[BEGIN]
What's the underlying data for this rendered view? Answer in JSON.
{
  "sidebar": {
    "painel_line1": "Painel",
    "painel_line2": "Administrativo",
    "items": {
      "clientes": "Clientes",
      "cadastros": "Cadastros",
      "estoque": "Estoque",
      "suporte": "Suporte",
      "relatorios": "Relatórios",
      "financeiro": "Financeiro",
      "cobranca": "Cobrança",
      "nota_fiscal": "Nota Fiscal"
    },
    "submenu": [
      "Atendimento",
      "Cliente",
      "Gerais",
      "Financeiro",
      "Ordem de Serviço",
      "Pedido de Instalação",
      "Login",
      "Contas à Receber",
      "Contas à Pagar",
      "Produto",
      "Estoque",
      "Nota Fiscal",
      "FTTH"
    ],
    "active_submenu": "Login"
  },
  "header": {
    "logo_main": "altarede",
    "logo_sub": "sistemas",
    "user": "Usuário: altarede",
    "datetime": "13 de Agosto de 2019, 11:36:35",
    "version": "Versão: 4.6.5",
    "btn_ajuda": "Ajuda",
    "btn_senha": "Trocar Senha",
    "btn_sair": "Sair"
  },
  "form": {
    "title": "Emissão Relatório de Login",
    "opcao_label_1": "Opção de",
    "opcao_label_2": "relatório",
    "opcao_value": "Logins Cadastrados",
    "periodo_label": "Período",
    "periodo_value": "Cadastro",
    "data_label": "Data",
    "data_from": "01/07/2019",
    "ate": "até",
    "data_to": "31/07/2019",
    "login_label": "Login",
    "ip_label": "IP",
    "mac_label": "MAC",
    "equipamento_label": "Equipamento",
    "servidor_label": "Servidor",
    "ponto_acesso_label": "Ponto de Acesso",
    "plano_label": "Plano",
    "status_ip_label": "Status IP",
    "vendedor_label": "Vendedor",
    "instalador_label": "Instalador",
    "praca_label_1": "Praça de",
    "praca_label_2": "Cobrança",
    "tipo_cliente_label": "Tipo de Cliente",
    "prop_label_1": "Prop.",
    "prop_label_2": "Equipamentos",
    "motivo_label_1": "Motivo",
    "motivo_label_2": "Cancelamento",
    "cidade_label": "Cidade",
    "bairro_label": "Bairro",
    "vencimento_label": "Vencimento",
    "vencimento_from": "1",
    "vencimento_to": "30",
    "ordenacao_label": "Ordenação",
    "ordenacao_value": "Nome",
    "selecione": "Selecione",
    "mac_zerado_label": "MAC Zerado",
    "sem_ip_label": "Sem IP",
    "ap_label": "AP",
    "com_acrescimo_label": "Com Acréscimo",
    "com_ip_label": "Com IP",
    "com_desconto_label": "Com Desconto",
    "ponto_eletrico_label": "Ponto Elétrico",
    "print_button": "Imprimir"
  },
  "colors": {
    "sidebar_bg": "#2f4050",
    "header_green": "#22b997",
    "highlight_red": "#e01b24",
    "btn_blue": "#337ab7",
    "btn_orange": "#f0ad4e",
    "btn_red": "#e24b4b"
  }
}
[END]
Problem to work on -
All of the entries above need to be reproduced exactly.

Written response -
What's the underlying data for this rendered view? Answer in JSON.
{
  "sidebar": {
    "painel_line1": "Painel",
    "painel_line2": "Administrativo",
    "items": {
      "clientes": "Clientes",
      "cadastros": "Cadastros",
      "estoque": "Estoque",
      "suporte": "Suporte",
      "relatorios": "Relatórios",
      "financeiro": "Financeiro",
      "cobranca": "Cobrança",
      "nota_fiscal": "Nota Fiscal"
    },
    "submenu": [
      "Atendimento",
      "Cliente",
      "Gerais",
      "Financeiro",
      "Ordem de Serviço",
      "Pedido de Instalação",
      "Login",
      "Contas à Receber",
      "Contas à Pagar",
      "Produto",
      "Estoque",
      "Nota Fiscal",
      "FTTH"
    ],
    "active_submenu": "Login"
  },
  "header": {
    "logo_main": "altarede",
    "logo_sub": "sistemas",
    "user": "Usuário: altarede",
    "datetime": "13 de Agosto de 2019, 11:36:35",
    "version": "Versão: 4.6.5",
    "btn_ajuda": "Ajuda",
    "btn_senha": "Trocar Senha",
    "btn_sair": "Sair"
  },
  "form": {
    "title": "Emissão Relatório de Login",
    "opcao_label_1": "Opção de",
    "opcao_label_2": "relatório",
    "opcao_value": "Logins Cadastrados",
    "periodo_label": "Período",
    "periodo_value": "Cadastro",
    "data_label": "Data",
    "data_from": "01/07/2019",
    "ate": "até",
    "data_to": "31/07/2019",
    "login_label": "Login",
    "ip_label": "IP",
    "mac_label": "MAC",
    "equipamento_label": "Equipamento",
    "servidor_label": "Servidor",
    "ponto_acesso_label": "Ponto de Acesso",
    "plano_label": "Plano",
    "status_ip_label": "Status IP",
    "vendedor_label": "Vendedor",
    "instalador_label": "Instalador",
    "praca_label_1": "Praça de",
    "praca_label_2": "Cobrança",
    "tipo_cliente_label": "Tipo de Cliente",
    "prop_label_1": "Prop.",
    "prop_label_2": "Equipamentos",
    "motivo_label_1": "Motivo",
    "motivo_label_2": "Cancelamento",
    "cidade_label": "Cidade",
    "bairro_label": "Bairro",
    "vencimento_label": "Vencimento",
    "vencimento_from": "1",
    "vencimento_to": "30",
    "ordenacao_label": "Ordenação",
    "ordenacao_value": "Nome",
    "selecione": "Selecione",
    "mac_zerado_label": "MAC Zerado",
    "sem_ip_label": "Sem IP",
    "ap_label": "AP",
    "com_acrescimo_label": "Com Acréscimo",
    "com_ip_label": "Com IP",
    "com_desconto_label": "Com Desconto",
    "ponto_eletrico_label": "Ponto Elétrico",
    "print_button": "Imprimir"
  },
  "colors": {
    "sidebar_bg": "#2f4050",
    "header_green": "#22b997",
    "highlight_red": "#e01b24",
    "btn_blue": "#337ab7",
    "btn_orange": "#f0ad4e",
    "btn_red": "#e24b4b"
  }
}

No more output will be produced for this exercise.